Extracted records
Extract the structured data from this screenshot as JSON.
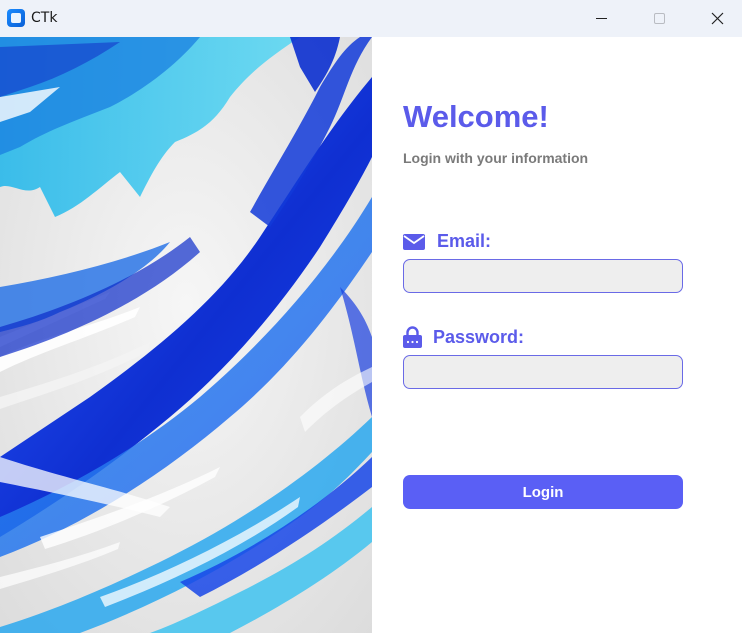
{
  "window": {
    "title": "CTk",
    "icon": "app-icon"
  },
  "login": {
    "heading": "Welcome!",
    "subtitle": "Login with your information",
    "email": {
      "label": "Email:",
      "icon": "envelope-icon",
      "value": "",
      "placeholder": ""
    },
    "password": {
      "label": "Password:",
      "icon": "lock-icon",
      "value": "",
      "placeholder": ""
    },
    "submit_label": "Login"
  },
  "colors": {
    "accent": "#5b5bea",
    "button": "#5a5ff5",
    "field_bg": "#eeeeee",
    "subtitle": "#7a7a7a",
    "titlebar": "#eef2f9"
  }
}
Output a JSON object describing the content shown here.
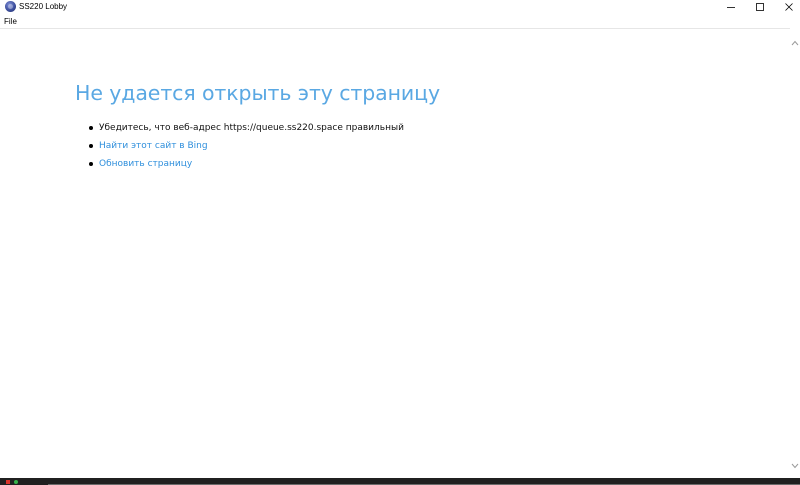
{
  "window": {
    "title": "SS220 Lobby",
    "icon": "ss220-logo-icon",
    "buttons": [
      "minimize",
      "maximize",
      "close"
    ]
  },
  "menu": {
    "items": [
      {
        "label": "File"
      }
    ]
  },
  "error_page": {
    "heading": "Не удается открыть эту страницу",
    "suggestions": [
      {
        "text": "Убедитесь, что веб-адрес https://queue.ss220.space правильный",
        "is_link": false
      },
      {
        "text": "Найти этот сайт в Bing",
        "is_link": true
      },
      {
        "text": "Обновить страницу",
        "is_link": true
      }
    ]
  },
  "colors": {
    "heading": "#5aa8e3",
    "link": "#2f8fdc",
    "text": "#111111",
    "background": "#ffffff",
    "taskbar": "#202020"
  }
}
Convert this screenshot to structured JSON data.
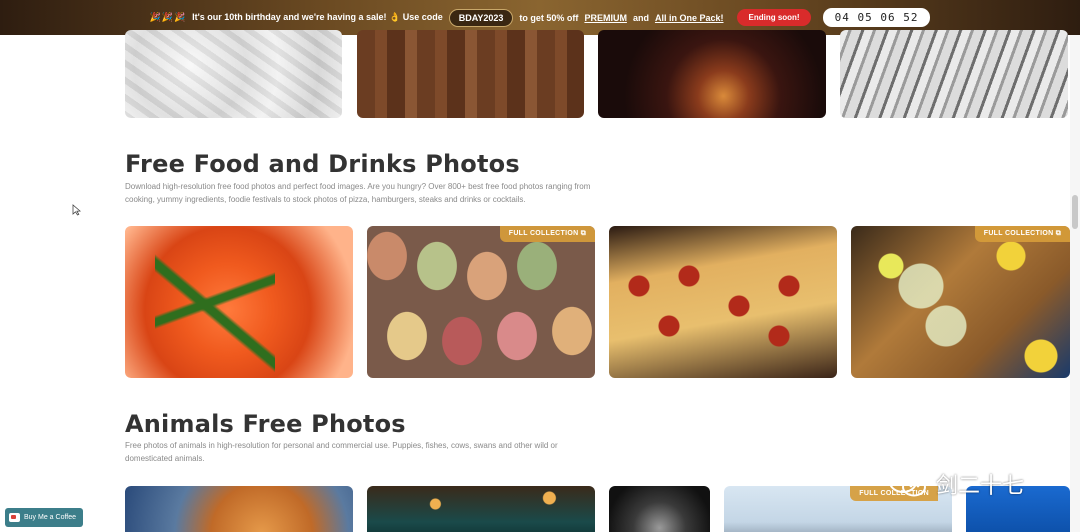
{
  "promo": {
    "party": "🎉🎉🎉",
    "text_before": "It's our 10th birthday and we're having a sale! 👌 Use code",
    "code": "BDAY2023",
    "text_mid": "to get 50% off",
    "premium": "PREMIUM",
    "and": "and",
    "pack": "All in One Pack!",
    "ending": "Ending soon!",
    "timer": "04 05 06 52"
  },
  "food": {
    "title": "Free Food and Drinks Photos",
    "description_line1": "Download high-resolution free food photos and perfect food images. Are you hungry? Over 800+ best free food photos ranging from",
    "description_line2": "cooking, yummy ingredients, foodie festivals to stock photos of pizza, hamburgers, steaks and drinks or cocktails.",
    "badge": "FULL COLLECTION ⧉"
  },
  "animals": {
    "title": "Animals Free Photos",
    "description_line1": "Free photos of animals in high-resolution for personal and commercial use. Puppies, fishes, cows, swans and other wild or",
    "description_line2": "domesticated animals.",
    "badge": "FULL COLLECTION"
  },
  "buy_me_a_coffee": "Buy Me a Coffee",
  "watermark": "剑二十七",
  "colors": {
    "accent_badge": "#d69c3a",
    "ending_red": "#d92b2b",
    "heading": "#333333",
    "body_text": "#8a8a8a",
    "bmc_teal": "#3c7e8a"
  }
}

> _Task to complete_:
Repeat the records word for word. Any picture in them should be left out.

> _Expected output_:
Extract the structured data from this screenshot as JSON.
{
  "window": {
    "title": "CTk",
    "icon": "app-icon"
  },
  "login": {
    "heading": "Welcome!",
    "subtitle": "Login with your information",
    "email": {
      "label": "Email:",
      "icon": "envelope-icon",
      "value": "",
      "placeholder": ""
    },
    "password": {
      "label": "Password:",
      "icon": "lock-icon",
      "value": "",
      "placeholder": ""
    },
    "submit_label": "Login"
  },
  "colors": {
    "accent": "#5b5bea",
    "button": "#5a5ff5",
    "field_bg": "#eeeeee",
    "subtitle": "#7a7a7a",
    "titlebar": "#eef2f9"
  }
}
Output a JSON object describing the content shown here.
{
  "window": {
    "title": "SS220 Lobby",
    "icon": "ss220-logo-icon",
    "buttons": [
      "minimize",
      "maximize",
      "close"
    ]
  },
  "menu": {
    "items": [
      {
        "label": "File"
      }
    ]
  },
  "error_page": {
    "heading": "Не удается открыть эту страницу",
    "suggestions": [
      {
        "text": "Убедитесь, что веб-адрес https://queue.ss220.space правильный",
        "is_link": false
      },
      {
        "text": "Найти этот сайт в Bing",
        "is_link": true
      },
      {
        "text": "Обновить страницу",
        "is_link": true
      }
    ]
  },
  "colors": {
    "heading": "#5aa8e3",
    "link": "#2f8fdc",
    "text": "#111111",
    "background": "#ffffff",
    "taskbar": "#202020"
  }
}
Convert this screenshot to structured JSON data.
{
  "promo": {
    "party": "🎉🎉🎉",
    "text_before": "It's our 10th birthday and we're having a sale! 👌 Use code",
    "code": "BDAY2023",
    "text_mid": "to get 50% off",
    "premium": "PREMIUM",
    "and": "and",
    "pack": "All in One Pack!",
    "ending": "Ending soon!",
    "timer": "04 05 06 52"
  },
  "food": {
    "title": "Free Food and Drinks Photos",
    "description_line1": "Download high-resolution free food photos and perfect food images. Are you hungry? Over 800+ best free food photos ranging from",
    "description_line2": "cooking, yummy ingredients, foodie festivals to stock photos of pizza, hamburgers, steaks and drinks or cocktails.",
    "badge": "FULL COLLECTION ⧉"
  },
  "animals": {
    "title": "Animals Free Photos",
    "description_line1": "Free photos of animals in high-resolution for personal and commercial use. Puppies, fishes, cows, swans and other wild or",
    "description_line2": "domesticated animals.",
    "badge": "FULL COLLECTION"
  },
  "buy_me_a_coffee": "Buy Me a Coffee",
  "watermark": "剑二十七",
  "colors": {
    "accent_badge": "#d69c3a",
    "ending_red": "#d92b2b",
    "heading": "#333333",
    "body_text": "#8a8a8a",
    "bmc_teal": "#3c7e8a"
  }
}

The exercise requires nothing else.